- Written task -
Would you return all of this data exactly, leaving nothing out?

--

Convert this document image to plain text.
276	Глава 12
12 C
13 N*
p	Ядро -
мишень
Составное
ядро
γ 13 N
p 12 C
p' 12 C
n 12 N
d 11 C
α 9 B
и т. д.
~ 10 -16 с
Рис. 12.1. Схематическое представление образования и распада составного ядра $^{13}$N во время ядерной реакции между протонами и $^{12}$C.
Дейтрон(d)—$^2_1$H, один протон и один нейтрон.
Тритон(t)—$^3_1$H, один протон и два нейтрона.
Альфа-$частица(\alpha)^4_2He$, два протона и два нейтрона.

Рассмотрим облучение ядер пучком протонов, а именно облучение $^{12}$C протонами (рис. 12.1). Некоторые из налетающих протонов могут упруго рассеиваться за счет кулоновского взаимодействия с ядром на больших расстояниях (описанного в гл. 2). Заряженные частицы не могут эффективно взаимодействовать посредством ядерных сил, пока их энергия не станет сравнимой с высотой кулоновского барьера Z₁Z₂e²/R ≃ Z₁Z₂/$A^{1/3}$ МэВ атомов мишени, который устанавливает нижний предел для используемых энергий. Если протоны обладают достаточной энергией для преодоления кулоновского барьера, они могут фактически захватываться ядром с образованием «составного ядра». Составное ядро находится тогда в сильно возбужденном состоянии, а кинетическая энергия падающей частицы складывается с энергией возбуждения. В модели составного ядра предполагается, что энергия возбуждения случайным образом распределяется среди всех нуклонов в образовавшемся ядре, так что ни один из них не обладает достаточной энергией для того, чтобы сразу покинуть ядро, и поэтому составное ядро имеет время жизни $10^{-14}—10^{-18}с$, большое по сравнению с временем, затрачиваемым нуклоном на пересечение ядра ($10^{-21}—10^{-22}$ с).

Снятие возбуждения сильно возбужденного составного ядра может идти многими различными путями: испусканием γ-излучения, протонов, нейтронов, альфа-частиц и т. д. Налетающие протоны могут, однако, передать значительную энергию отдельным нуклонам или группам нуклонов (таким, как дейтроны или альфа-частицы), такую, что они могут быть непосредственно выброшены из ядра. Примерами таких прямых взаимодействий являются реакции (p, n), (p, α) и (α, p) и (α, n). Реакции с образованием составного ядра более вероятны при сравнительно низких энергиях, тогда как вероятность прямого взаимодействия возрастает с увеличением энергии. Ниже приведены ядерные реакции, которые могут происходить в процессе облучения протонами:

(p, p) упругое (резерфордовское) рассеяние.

--

- Worked solution -
Convert this document image to plain text.
276	Глава 12
12 C
13 N*
p	Ядро -
мишень
Составное
ядро
γ 13 N
p 12 C
p' 12 C
n 12 N
d 11 C
α 9 B
и т. д.
~ 10 -16 с
Рис. 12.1. Схематическое представление образования и распада составного ядра $^{13}$N во время ядерной реакции между протонами и $^{12}$C.
Дейтрон(d)—$^2_1$H, один протон и один нейтрон.
Тритон(t)—$^3_1$H, один протон и два нейтрона.
Альфа-$частица(\alpha)^4_2He$, два протона и два нейтрона.

Рассмотрим облучение ядер пучком протонов, а именно облучение $^{12}$C протонами (рис. 12.1). Некоторые из налетающих протонов могут упруго рассеиваться за счет кулоновского взаимодействия с ядром на больших расстояниях (описанного в гл. 2). Заряженные частицы не могут эффективно взаимодействовать посредством ядерных сил, пока их энергия не станет сравнимой с высотой кулоновского барьера Z₁Z₂e²/R ≃ Z₁Z₂/$A^{1/3}$ МэВ атомов мишени, который устанавливает нижний предел для используемых энергий. Если протоны обладают достаточной энергией для преодоления кулоновского барьера, они могут фактически захватываться ядром с образованием «составного ядра». Составное ядро находится тогда в сильно возбужденном состоянии, а кинетическая энергия падающей частицы складывается с энергией возбуждения. В модели составного ядра предполагается, что энергия возбуждения случайным образом распределяется среди всех нуклонов в образовавшемся ядре, так что ни один из них не обладает достаточной энергией для того, чтобы сразу покинуть ядро, и поэтому составное ядро имеет время жизни $10^{-14}—10^{-18}с$, большое по сравнению с временем, затрачиваемым нуклоном на пересечение ядра ($10^{-21}—10^{-22}$ с).

Снятие возбуждения сильно возбужденного составного ядра может идти многими различными путями: испусканием γ-излучения, протонов, нейтронов, альфа-частиц и т. д. Налетающие протоны могут, однако, передать значительную энергию отдельным нуклонам или группам нуклонов (таким, как дейтроны или альфа-частицы), такую, что они могут быть непосредственно выброшены из ядра. Примерами таких прямых взаимодействий являются реакции (p, n), (p, α) и (α, p) и (α, n). Реакции с образованием составного ядра более вероятны при сравнительно низких энергиях, тогда как вероятность прямого взаимодействия возрастает с увеличением энергии. Ниже приведены ядерные реакции, которые могут происходить в процессе облучения протонами:

(p, p) упругое (резерфордовское) рассеяние.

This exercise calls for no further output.